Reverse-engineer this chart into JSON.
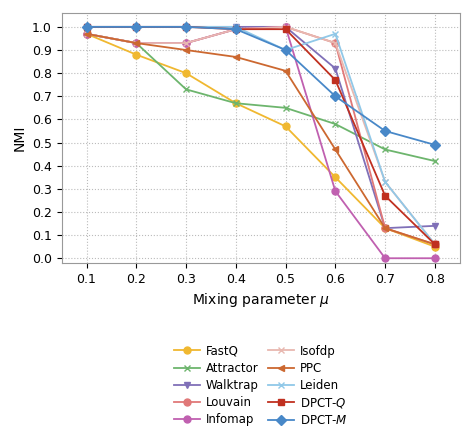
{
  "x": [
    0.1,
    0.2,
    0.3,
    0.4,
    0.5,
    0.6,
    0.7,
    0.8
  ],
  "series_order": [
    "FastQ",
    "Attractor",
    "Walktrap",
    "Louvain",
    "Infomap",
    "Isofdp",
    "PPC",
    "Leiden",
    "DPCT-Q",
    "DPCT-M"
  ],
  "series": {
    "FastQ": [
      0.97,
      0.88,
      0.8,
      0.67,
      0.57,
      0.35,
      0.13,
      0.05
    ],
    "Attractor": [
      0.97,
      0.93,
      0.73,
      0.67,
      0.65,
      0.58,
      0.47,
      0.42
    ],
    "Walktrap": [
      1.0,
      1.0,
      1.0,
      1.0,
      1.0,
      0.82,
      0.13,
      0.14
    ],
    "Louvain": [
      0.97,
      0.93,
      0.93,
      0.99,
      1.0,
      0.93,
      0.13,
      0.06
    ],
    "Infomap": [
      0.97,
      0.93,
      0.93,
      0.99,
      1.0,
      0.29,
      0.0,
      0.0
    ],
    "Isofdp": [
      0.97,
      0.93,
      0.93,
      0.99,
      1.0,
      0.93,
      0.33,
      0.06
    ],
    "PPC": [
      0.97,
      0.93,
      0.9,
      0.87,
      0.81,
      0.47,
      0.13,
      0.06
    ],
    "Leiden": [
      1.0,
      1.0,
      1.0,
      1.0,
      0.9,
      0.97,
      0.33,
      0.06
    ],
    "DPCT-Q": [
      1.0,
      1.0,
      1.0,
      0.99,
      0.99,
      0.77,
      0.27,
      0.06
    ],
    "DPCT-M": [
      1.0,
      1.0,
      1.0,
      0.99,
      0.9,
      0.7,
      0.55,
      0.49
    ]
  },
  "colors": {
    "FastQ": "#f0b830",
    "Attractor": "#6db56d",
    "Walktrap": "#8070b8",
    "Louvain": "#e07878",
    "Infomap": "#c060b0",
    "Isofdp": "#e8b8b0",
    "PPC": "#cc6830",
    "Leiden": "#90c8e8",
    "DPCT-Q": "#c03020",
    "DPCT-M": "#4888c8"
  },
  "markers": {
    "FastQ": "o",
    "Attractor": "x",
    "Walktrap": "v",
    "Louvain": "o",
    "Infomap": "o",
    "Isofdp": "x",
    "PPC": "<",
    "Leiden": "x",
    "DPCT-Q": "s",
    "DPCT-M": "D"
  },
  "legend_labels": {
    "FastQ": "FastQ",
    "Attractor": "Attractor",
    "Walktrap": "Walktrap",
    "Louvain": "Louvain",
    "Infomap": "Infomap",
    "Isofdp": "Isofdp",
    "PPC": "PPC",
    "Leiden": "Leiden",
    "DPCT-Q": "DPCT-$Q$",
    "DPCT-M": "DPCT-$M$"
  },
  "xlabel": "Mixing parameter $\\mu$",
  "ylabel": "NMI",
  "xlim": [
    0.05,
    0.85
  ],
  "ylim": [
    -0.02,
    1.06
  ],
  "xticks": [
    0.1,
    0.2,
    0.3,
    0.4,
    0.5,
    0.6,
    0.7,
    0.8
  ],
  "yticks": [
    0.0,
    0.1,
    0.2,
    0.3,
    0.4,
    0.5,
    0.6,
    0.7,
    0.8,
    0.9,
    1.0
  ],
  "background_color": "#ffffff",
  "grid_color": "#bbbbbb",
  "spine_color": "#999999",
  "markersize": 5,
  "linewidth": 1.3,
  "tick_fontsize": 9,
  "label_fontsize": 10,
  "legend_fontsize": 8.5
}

--- --- ---

Aim -
Return each line from the material above exactly, but not the pictures.

Written response -
Reverse-engineer this chart into JSON.
{
  "x": [
    0.1,
    0.2,
    0.3,
    0.4,
    0.5,
    0.6,
    0.7,
    0.8
  ],
  "series_order": [
    "FastQ",
    "Attractor",
    "Walktrap",
    "Louvain",
    "Infomap",
    "Isofdp",
    "PPC",
    "Leiden",
    "DPCT-Q",
    "DPCT-M"
  ],
  "series": {
    "FastQ": [
      0.97,
      0.88,
      0.8,
      0.67,
      0.57,
      0.35,
      0.13,
      0.05
    ],
    "Attractor": [
      0.97,
      0.93,
      0.73,
      0.67,
      0.65,
      0.58,
      0.47,
      0.42
    ],
    "Walktrap": [
      1.0,
      1.0,
      1.0,
      1.0,
      1.0,
      0.82,
      0.13,
      0.14
    ],
    "Louvain": [
      0.97,
      0.93,
      0.93,
      0.99,
      1.0,
      0.93,
      0.13,
      0.06
    ],
    "Infomap": [
      0.97,
      0.93,
      0.93,
      0.99,
      1.0,
      0.29,
      0.0,
      0.0
    ],
    "Isofdp": [
      0.97,
      0.93,
      0.93,
      0.99,
      1.0,
      0.93,
      0.33,
      0.06
    ],
    "PPC": [
      0.97,
      0.93,
      0.9,
      0.87,
      0.81,
      0.47,
      0.13,
      0.06
    ],
    "Leiden": [
      1.0,
      1.0,
      1.0,
      1.0,
      0.9,
      0.97,
      0.33,
      0.06
    ],
    "DPCT-Q": [
      1.0,
      1.0,
      1.0,
      0.99,
      0.99,
      0.77,
      0.27,
      0.06
    ],
    "DPCT-M": [
      1.0,
      1.0,
      1.0,
      0.99,
      0.9,
      0.7,
      0.55,
      0.49
    ]
  },
  "colors": {
    "FastQ": "#f0b830",
    "Attractor": "#6db56d",
    "Walktrap": "#8070b8",
    "Louvain": "#e07878",
    "Infomap": "#c060b0",
    "Isofdp": "#e8b8b0",
    "PPC": "#cc6830",
    "Leiden": "#90c8e8",
    "DPCT-Q": "#c03020",
    "DPCT-M": "#4888c8"
  },
  "markers": {
    "FastQ": "o",
    "Attractor": "x",
    "Walktrap": "v",
    "Louvain": "o",
    "Infomap": "o",
    "Isofdp": "x",
    "PPC": "<",
    "Leiden": "x",
    "DPCT-Q": "s",
    "DPCT-M": "D"
  },
  "legend_labels": {
    "FastQ": "FastQ",
    "Attractor": "Attractor",
    "Walktrap": "Walktrap",
    "Louvain": "Louvain",
    "Infomap": "Infomap",
    "Isofdp": "Isofdp",
    "PPC": "PPC",
    "Leiden": "Leiden",
    "DPCT-Q": "DPCT-$Q$",
    "DPCT-M": "DPCT-$M$"
  },
  "xlabel": "Mixing parameter $\\mu$",
  "ylabel": "NMI",
  "xlim": [
    0.05,
    0.85
  ],
  "ylim": [
    -0.02,
    1.06
  ],
  "xticks": [
    0.1,
    0.2,
    0.3,
    0.4,
    0.5,
    0.6,
    0.7,
    0.8
  ],
  "yticks": [
    0.0,
    0.1,
    0.2,
    0.3,
    0.4,
    0.5,
    0.6,
    0.7,
    0.8,
    0.9,
    1.0
  ],
  "background_color": "#ffffff",
  "grid_color": "#bbbbbb",
  "spine_color": "#999999",
  "markersize": 5,
  "linewidth": 1.3,
  "tick_fontsize": 9,
  "label_fontsize": 10,
  "legend_fontsize": 8.5
}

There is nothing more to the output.